> **Problem details**: Output the material below in full, exactly as it is.

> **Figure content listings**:
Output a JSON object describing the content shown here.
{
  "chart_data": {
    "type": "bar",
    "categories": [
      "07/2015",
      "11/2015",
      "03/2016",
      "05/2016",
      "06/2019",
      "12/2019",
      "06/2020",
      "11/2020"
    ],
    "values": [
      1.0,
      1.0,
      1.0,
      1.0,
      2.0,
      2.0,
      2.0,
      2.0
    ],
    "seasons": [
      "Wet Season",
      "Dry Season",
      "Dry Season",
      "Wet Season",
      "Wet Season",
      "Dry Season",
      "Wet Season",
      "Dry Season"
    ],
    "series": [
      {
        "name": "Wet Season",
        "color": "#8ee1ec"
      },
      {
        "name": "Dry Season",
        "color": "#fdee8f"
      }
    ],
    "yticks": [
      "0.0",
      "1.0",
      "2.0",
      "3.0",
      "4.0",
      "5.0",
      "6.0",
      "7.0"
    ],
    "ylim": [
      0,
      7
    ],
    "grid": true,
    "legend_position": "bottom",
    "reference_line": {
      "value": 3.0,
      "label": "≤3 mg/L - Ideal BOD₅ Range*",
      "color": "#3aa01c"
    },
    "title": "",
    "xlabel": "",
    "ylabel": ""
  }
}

> **Correct response**:
Output a JSON object describing the content shown here.
{
  "chart_data": {
    "type": "bar",
    "categories": [
      "07/2015",
      "11/2015",
      "03/2016",
      "05/2016",
      "06/2019",
      "12/2019",
      "06/2020",
      "11/2020"
    ],
    "values": [
      1.0,
      1.0,
      1.0,
      1.0,
      2.0,
      2.0,
      2.0,
      2.0
    ],
    "seasons": [
      "Wet Season",
      "Dry Season",
      "Dry Season",
      "Wet Season",
      "Wet Season",
      "Dry Season",
      "Wet Season",
      "Dry Season"
    ],
    "series": [
      {
        "name": "Wet Season",
        "color": "#8ee1ec"
      },
      {
        "name": "Dry Season",
        "color": "#fdee8f"
      }
    ],
    "yticks": [
      "0.0",
      "1.0",
      "2.0",
      "3.0",
      "4.0",
      "5.0",
      "6.0",
      "7.0"
    ],
    "ylim": [
      0,
      7
    ],
    "grid": true,
    "legend_position": "bottom",
    "reference_line": {
      "value": 3.0,
      "label": "≤3 mg/L - Ideal BOD₅ Range*",
      "color": "#3aa01c"
    },
    "title": "",
    "xlabel": "",
    "ylabel": ""
  }
}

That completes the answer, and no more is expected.